>> Start Provided text
[Ocfs2-users] ocfs2_encode_fh:152 ERROR: fh buffer is too small for encoding

TaoMa tao.ma at oracle.com
Thu Nov 12 14:43:12 PST 2009


Wang2, Colin (NSN - CN/Cheng Du) wrote:
> Hi Tao,
>
> Could you give me more information about inode corruption? Thanks in 
> advance.
It means that the inode corresponding to the dentry is corrupted. So 
when you ls -l, the system will try to get the information from the 
inode but fails. Oh, I just recognized that you use NFS. So do you see 
it from NFS client or the NFS server. If it is the client, I guess a 
stale inode can cause this. Then it may not be a file system corruption.
> - How to check/make sure it's a inode corruption?
I guess echo 'stat <filename>'|debugfs.ocfs2 /dev/sdx should have some 
information for you.
>> End Provided text
>> Start Excerpted data
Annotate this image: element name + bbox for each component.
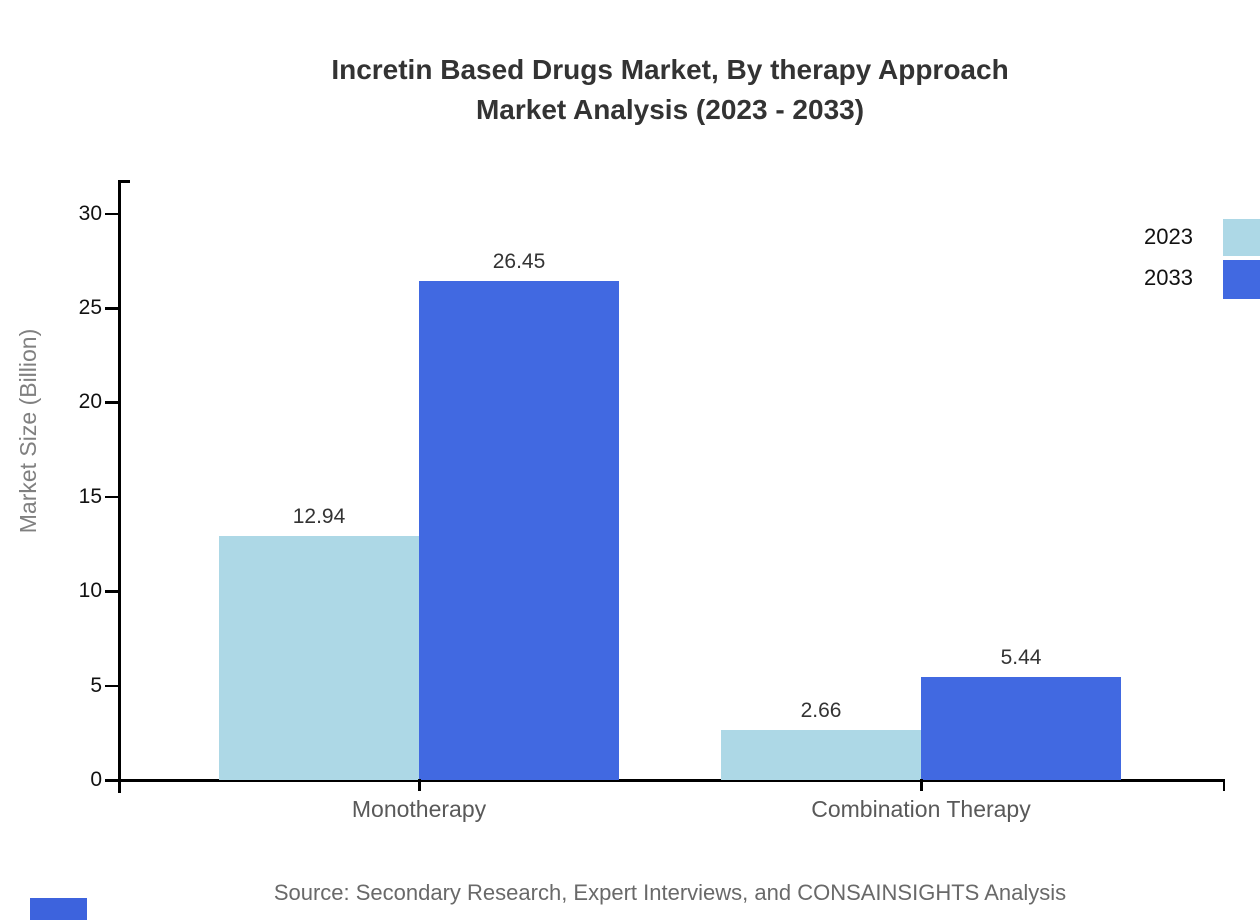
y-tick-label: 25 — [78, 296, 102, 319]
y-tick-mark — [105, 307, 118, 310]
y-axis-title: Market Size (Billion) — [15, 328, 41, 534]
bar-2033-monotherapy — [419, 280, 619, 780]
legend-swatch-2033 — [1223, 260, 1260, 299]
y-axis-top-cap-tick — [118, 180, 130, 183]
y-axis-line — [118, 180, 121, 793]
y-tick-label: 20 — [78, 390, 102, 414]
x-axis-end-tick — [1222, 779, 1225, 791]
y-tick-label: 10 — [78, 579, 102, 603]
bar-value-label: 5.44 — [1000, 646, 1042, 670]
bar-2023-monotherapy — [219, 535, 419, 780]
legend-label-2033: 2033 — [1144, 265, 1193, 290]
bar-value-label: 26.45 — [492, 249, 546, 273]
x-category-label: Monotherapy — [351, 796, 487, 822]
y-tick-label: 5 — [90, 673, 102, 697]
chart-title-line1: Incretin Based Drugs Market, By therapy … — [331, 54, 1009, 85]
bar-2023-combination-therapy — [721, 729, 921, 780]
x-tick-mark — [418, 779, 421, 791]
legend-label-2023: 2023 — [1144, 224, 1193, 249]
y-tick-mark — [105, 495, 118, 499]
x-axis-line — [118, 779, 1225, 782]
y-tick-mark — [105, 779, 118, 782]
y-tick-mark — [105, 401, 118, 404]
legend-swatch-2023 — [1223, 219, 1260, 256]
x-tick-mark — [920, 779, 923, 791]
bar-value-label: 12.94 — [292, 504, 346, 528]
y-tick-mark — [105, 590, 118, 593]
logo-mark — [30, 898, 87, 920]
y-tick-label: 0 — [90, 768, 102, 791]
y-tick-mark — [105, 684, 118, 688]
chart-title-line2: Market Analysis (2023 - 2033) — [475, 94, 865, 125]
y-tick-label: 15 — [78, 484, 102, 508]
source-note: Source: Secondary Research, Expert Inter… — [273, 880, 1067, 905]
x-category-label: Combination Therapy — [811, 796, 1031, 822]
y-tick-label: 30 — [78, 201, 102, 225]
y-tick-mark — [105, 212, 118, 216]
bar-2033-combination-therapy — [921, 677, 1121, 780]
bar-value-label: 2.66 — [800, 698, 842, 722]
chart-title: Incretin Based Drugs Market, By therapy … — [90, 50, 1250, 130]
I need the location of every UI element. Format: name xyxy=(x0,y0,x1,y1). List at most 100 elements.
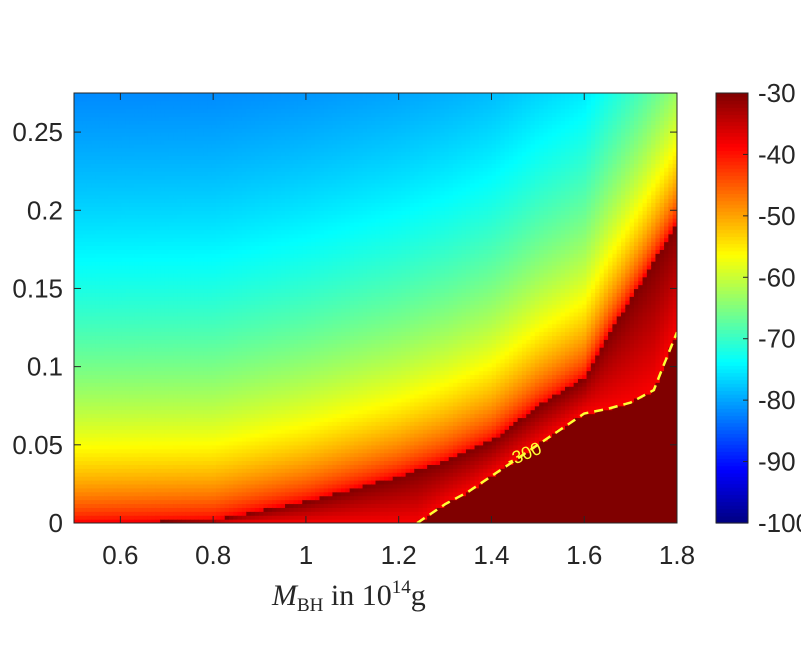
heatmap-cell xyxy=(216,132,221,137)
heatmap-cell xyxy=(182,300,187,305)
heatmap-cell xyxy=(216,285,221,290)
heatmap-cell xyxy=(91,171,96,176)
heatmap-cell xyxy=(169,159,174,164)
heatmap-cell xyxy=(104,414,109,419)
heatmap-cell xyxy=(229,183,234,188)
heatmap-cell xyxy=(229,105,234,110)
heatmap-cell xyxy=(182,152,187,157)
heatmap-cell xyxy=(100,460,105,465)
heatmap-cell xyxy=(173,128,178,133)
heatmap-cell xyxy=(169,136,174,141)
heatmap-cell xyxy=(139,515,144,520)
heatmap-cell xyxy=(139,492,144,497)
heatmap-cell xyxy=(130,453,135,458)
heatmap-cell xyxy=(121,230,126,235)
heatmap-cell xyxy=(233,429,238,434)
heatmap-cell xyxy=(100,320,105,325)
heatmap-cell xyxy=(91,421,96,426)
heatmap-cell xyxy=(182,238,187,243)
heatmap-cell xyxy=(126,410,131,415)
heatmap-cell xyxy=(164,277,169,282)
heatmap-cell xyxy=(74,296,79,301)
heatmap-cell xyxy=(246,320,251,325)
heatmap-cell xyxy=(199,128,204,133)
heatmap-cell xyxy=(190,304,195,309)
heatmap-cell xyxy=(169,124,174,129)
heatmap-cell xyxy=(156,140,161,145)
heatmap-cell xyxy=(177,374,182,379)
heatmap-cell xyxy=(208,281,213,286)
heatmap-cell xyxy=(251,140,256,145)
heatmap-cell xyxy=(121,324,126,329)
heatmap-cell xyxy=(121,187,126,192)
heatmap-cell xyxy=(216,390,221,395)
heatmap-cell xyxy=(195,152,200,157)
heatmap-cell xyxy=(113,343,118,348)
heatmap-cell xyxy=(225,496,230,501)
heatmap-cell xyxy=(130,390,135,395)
>> End Excerpted data
The tasks:
a) In the OCFS2 mailing-list reply, write out the passage starting at "Wang2, Colin (NSN" and ending at "information for you.", substituting "outdated" for "stale".
b) For each statement below, answer yes or no according to the OCFS2 mailing-list reply, and quote the words from it that settle the matter.
(i) If the problem appears on the NFS client, the reply suggests a stale inode may be the cause rather than file system corruption.
(ii) To check for inode corruption, the reply recommends running a file system check with fsck.
(iii) The reply defines inode corruption as corruption of the inode that corresponds to the dentry.
The material placed after the OCFS2 mailing-list reply comes from a separate source.

Solutions for each task:
a)
Wang2, Colin (NSN - CN/Cheng Du) wrote:
> Hi Tao,
>
> Could you give me more information about inode corruption? Thanks in 
> advance.
It means that the inode corresponding to the dentry is corrupted. So 
when you ls -l, the system will try to get the information from the 
inode but fails. Oh, I just recognized that you use NFS. So do you see 
it from NFS client or the NFS server. If it is the client, I guess a 
outdated inode can cause this. Then it may not be a file system corruption.
> - How to check/make sure it's a inode corruption?
I guess echo 'stat <filename>'|debugfs.ocfs2 /dev/sdx should have some 
information for you.

b)
(i) Yes: "If it is the client, I guess a stale inode can cause this. Then it may not be a file system corruption."
(ii) No: "I guess echo 'stat <filename>'|debugfs.ocfs2 /dev/sdx should have some information for you."
(iii) Yes: "It means that the inode corresponding to the dentry is corrupted."